__What to do__
Among the lines below, count those containing the word "JSON". Give the number only.

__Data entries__

────────

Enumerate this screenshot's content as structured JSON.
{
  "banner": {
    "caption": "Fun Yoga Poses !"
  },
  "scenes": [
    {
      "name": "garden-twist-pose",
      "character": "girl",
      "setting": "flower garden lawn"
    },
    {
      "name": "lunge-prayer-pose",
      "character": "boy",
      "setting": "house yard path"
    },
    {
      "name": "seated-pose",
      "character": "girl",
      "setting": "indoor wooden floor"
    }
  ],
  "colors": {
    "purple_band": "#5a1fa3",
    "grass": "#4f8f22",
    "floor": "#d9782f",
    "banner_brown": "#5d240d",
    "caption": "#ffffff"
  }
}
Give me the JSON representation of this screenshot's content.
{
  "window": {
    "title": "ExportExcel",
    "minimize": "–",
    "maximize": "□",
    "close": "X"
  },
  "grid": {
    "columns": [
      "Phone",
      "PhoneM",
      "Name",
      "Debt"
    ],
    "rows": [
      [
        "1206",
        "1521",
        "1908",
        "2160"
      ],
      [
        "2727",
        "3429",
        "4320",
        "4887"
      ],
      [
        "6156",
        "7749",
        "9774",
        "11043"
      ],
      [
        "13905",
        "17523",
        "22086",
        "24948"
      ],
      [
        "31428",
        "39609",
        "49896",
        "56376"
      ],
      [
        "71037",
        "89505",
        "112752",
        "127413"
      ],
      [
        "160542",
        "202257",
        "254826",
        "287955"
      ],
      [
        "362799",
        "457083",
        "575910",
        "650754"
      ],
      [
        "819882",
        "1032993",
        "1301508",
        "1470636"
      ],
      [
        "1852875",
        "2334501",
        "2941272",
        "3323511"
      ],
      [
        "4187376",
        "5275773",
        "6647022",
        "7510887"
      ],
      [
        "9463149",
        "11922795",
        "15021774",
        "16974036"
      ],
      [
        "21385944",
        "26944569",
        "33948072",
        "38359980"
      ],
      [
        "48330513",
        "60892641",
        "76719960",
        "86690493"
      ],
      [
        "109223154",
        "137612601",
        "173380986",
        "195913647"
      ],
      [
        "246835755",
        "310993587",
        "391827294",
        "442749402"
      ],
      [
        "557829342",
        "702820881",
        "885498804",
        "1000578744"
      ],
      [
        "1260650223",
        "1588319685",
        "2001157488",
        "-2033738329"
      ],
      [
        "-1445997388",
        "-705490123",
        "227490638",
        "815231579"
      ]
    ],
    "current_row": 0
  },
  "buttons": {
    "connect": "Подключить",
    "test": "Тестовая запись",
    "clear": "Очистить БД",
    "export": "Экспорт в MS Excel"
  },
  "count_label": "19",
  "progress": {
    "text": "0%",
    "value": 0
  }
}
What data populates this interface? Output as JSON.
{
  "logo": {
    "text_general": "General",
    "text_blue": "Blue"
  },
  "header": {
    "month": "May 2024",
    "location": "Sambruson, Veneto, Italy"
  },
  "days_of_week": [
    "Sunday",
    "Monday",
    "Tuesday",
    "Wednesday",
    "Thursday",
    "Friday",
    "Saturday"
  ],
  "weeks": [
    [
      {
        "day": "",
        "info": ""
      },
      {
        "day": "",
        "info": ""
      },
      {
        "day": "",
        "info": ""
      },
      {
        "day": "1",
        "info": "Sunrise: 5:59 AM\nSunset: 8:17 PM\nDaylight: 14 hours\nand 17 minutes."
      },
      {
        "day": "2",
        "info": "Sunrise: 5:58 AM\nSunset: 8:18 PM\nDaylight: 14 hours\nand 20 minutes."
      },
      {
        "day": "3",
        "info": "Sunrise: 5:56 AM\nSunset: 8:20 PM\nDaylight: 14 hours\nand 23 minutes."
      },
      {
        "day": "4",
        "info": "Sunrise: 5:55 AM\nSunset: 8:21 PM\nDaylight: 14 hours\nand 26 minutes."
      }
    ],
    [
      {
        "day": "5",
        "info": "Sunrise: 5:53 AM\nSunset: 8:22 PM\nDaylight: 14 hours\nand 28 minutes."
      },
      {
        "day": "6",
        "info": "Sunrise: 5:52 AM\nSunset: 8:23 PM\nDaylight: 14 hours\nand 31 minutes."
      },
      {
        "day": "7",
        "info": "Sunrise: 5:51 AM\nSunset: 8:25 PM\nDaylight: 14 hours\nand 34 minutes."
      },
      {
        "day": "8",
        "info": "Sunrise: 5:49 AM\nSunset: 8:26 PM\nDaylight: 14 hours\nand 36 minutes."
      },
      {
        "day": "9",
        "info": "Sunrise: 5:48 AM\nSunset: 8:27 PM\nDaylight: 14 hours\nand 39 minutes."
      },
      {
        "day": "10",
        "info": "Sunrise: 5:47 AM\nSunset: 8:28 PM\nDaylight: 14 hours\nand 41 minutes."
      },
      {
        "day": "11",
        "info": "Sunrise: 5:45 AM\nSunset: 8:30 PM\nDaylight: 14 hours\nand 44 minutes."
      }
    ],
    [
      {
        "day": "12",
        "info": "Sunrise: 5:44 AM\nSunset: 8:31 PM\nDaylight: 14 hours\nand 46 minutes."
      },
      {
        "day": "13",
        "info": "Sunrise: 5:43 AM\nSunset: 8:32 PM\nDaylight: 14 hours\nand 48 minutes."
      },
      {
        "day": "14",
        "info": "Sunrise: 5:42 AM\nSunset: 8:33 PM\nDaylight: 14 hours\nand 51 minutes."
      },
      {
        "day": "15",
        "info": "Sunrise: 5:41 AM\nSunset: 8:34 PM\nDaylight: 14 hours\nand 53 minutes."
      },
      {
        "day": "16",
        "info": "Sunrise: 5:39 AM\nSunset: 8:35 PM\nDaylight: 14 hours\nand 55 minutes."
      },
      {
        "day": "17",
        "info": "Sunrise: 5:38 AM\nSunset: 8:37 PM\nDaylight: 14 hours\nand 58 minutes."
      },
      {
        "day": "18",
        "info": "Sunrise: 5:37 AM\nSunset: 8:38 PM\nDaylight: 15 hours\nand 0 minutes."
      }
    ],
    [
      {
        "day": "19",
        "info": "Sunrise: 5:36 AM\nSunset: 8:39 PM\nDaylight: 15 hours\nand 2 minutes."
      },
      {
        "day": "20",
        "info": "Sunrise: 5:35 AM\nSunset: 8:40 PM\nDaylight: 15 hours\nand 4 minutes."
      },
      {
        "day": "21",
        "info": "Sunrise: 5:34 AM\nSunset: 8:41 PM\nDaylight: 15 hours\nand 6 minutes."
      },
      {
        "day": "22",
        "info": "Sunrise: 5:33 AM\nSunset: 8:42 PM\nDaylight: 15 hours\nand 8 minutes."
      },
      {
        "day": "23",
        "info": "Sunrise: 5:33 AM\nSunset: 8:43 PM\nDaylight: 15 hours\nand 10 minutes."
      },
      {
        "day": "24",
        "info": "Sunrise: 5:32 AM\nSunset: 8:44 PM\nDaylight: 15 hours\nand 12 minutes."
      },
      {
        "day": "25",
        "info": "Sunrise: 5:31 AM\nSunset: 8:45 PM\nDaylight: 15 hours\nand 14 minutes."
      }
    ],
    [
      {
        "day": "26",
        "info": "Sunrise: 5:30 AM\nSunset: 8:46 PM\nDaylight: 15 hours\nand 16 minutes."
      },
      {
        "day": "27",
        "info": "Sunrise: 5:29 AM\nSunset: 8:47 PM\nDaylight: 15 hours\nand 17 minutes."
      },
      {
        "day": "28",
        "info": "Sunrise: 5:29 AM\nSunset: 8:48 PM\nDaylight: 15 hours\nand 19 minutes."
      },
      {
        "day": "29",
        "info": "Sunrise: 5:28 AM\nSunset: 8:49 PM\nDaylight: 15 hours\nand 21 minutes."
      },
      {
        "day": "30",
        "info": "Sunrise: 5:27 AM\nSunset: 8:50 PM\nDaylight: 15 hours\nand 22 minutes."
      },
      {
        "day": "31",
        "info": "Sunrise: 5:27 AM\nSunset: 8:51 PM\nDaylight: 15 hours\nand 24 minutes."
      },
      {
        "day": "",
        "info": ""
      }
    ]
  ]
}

────────

__Response__
3